● **THE EXERCISE**: Retype each record below word for word. Leave the pictures out.

◆ ◆ ◆ ◆ ◆ ◆ ◆

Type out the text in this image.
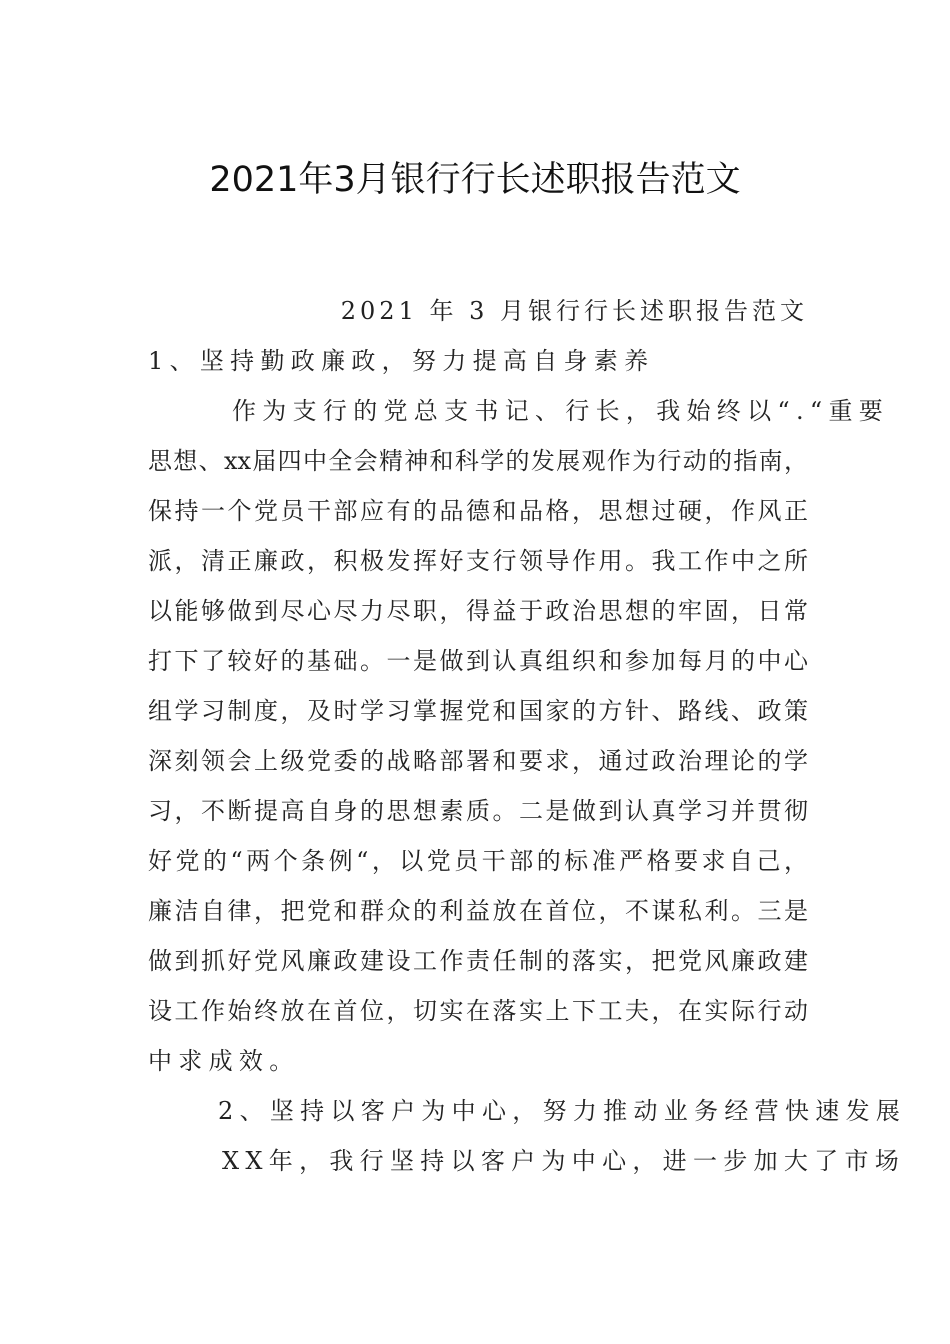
2021年3月银行行长述职报告范文
2021 年 3 月银行行长述职报告范文
1、坚持勤政廉政，努力提高自身素养
作为支行的党总支书记、行长，我始终以“.“重要
思想、xx届四中全会精神和科学的发展观作为行动的指南，
保持一个党员干部应有的品德和品格，思想过硬，作风正
派，清正廉政，积极发挥好支行领导作用。我工作中之所
以能够做到尽心尽力尽职，得益于政治思想的牢固，日常
打下了较好的基础。一是做到认真组织和参加每月的中心
组学习制度，及时学习掌握党和国家的方针、路线、政策
深刻领会上级党委的战略部署和要求，通过政治理论的学
习，不断提高自身的思想素质。二是做到认真学习并贯彻
好党的“两个条例“，以党员干部的标准严格要求自己，
廉洁自律，把党和群众的利益放在首位，不谋私利。三是
做到抓好党风廉政建设工作责任制的落实，把党风廉政建
设工作始终放在首位，切实在落实上下工夫，在实际行动
中求成效。
2、坚持以客户为中心，努力推动业务经营快速发展
XX年，我行坚持以客户为中心，进一步加大了市场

◆ ◆ ◆ ◆ ◆ ◆ ◆

● **RESULT OF THE TASK**:
Type out the text in this image.
2021年3月银行行长述职报告范文
2021 年 3 月银行行长述职报告范文
1、坚持勤政廉政，努力提高自身素养
作为支行的党总支书记、行长，我始终以“.“重要
思想、xx届四中全会精神和科学的发展观作为行动的指南，
保持一个党员干部应有的品德和品格，思想过硬，作风正
派，清正廉政，积极发挥好支行领导作用。我工作中之所
以能够做到尽心尽力尽职，得益于政治思想的牢固，日常
打下了较好的基础。一是做到认真组织和参加每月的中心
组学习制度，及时学习掌握党和国家的方针、路线、政策
深刻领会上级党委的战略部署和要求，通过政治理论的学
习，不断提高自身的思想素质。二是做到认真学习并贯彻
好党的“两个条例“，以党员干部的标准严格要求自己，
廉洁自律，把党和群众的利益放在首位，不谋私利。三是
做到抓好党风廉政建设工作责任制的落实，把党风廉政建
设工作始终放在首位，切实在落实上下工夫，在实际行动
中求成效。
2、坚持以客户为中心，努力推动业务经营快速发展
XX年，我行坚持以客户为中心，进一步加大了市场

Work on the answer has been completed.